Running it on laptop yields:

Num workers: 0
Step time (ms): 73
Data loading time (ms): 55

Num workers: 1
Step time (ms): 61
Data loading time (ms): 43

Num workers: 2
Step time (ms): 35
Data loading time (ms): 17

Num workers: 3
Step time (ms): 27
Data loading time (ms): 10

Num workers: 4
Step time (ms): 30
Data loading time (ms): 12

The step time and the data loading time decrease with the number of workers until we have 4 workers. There's some overhead to managing multiple workers. Also, this simulation of data loading is compute-bound rather than I/O bound, so the performance gains are limited by the number of cores that the machine has (my laptop has 4 performance cores and 4 efficiency cores).

When the number of workers is 0, then the step time is roughly equal to the sum of the data loading time (55ms) and the non-data loading time (15ms). It's not exactly equal, because using the DataLoader has some overhead. When the number of workers is 1 or more, the program loads data in separate threads, which means that the data loading work is overlapped with the accelerator work as in the first example. The first example uses the CPU and the GPU to overlap work, while the second example uses multithreading to overlap work.

Tuning the DataLoader

The DataLoader has several arguments that we can tune for performance. For example:

  • batch_size
  • num_workers: Use multiple threads to parallelize reads and transforms.
  • pin_memory: If enabled, then the DataLoader puts data into pinned memory rather than pageable memory. Pinned memory consists of virtual pages that are marked so that they do not get paged out. GPUs can only access data from pinned memory. By having the DataLoader transfer the data from pageable to pinned memory ahead of time, we avoid that blocking training. If we pin memory, we call also move the tensor to the GPU asynchronously: x = x.pin_memory().to(device, non_blocking=True). Note that we do not always want to use memory pinning (see discussion here).
  • prefetch_factor: "Number of batches loaded in advance by each worker. 2 means there will be a total of 2 * num_workers batches prefetched across all workers" (PyTorch docs)

## Task statement
Condense the paragraph of the DataLoader text that begins "When the number of workers is 0" into a short bulleted list that keeps its main facts.

## Record set

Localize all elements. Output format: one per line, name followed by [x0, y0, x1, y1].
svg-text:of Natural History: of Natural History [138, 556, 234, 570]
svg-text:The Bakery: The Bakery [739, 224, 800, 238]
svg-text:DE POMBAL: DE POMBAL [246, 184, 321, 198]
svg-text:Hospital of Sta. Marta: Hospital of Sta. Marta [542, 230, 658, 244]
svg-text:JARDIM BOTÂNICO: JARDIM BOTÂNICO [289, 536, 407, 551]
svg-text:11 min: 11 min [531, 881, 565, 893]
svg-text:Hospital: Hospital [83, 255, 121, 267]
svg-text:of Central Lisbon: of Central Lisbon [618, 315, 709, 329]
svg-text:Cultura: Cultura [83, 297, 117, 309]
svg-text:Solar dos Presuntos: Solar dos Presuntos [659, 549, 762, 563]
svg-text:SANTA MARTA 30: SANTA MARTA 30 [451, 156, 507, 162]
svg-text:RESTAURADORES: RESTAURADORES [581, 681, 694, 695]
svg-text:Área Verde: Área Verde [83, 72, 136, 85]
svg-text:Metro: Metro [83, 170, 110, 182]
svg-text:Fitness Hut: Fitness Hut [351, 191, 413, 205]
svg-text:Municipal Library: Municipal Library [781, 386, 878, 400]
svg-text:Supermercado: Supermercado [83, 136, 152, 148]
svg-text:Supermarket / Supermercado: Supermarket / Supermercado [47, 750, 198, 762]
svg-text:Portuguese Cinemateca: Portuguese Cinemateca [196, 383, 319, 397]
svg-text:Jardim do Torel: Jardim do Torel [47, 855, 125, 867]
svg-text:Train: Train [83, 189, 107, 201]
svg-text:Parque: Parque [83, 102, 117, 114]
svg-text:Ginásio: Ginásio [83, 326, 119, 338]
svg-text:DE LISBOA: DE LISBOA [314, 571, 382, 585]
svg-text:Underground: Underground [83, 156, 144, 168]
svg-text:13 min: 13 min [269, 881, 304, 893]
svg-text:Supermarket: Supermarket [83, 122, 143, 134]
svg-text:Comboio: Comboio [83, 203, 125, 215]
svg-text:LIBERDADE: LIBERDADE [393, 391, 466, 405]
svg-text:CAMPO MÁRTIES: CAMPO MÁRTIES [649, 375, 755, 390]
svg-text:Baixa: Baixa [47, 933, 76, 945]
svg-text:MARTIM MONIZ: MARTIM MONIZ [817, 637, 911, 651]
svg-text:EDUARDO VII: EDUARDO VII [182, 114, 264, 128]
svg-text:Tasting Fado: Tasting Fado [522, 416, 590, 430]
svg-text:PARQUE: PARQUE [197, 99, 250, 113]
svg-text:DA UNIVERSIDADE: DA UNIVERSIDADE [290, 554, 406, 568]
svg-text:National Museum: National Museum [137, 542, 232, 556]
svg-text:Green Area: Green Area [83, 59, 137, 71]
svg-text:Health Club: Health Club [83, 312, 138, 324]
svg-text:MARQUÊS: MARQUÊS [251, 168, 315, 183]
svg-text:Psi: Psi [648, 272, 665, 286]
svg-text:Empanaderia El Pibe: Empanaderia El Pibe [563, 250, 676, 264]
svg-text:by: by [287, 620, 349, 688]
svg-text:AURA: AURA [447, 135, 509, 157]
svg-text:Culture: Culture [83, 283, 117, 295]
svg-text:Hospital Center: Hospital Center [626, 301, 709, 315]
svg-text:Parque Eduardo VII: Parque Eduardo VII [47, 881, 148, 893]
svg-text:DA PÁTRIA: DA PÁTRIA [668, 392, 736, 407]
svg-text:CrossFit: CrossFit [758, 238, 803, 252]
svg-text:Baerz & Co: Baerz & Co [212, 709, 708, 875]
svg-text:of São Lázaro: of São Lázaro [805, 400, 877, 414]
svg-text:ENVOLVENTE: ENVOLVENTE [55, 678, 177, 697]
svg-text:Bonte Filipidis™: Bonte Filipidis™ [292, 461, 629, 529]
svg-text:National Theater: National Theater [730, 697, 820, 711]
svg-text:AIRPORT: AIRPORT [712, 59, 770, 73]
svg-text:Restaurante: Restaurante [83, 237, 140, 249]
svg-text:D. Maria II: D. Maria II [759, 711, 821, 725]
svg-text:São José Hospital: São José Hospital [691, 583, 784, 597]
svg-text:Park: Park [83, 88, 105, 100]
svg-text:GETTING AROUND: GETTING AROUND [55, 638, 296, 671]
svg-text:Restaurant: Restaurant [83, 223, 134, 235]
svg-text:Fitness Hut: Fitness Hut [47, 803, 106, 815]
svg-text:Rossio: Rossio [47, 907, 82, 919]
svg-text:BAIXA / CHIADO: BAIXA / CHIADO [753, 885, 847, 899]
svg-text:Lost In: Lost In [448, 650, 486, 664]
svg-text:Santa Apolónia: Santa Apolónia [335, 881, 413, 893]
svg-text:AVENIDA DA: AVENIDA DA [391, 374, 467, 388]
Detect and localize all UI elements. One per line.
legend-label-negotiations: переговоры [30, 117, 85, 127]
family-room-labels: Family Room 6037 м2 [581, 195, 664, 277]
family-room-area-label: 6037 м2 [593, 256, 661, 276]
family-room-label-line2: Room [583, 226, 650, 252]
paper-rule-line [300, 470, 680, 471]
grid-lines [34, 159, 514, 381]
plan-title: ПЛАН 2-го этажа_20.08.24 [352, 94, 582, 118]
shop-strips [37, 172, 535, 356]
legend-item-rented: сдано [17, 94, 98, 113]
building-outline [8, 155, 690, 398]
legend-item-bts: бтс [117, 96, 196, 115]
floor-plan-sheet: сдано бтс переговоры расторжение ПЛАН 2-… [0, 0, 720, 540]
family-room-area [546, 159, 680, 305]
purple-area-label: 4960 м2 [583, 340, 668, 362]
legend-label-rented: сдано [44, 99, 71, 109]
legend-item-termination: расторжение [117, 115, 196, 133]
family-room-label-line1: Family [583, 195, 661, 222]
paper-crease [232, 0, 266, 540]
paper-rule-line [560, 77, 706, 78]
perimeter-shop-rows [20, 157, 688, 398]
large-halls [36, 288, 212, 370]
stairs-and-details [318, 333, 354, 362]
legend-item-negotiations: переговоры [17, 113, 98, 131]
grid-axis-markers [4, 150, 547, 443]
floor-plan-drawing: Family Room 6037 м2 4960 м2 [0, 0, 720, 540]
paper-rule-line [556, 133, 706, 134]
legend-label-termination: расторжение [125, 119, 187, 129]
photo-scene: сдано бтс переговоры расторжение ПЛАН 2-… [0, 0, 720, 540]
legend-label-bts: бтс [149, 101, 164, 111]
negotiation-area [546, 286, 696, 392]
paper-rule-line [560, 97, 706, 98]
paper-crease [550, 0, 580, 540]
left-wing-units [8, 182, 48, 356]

## Task solution
- With 0 workers, step time roughly equals data loading time (55ms) plus non-data loading time (15ms). It is not exact because the DataLoader adds some overhead.
- With 1 or more workers, data loads in separate threads, so data loading overlaps with accelerator work, as in the first example.
- The first example overlaps work using the CPU and GPU, while the second uses multithreading.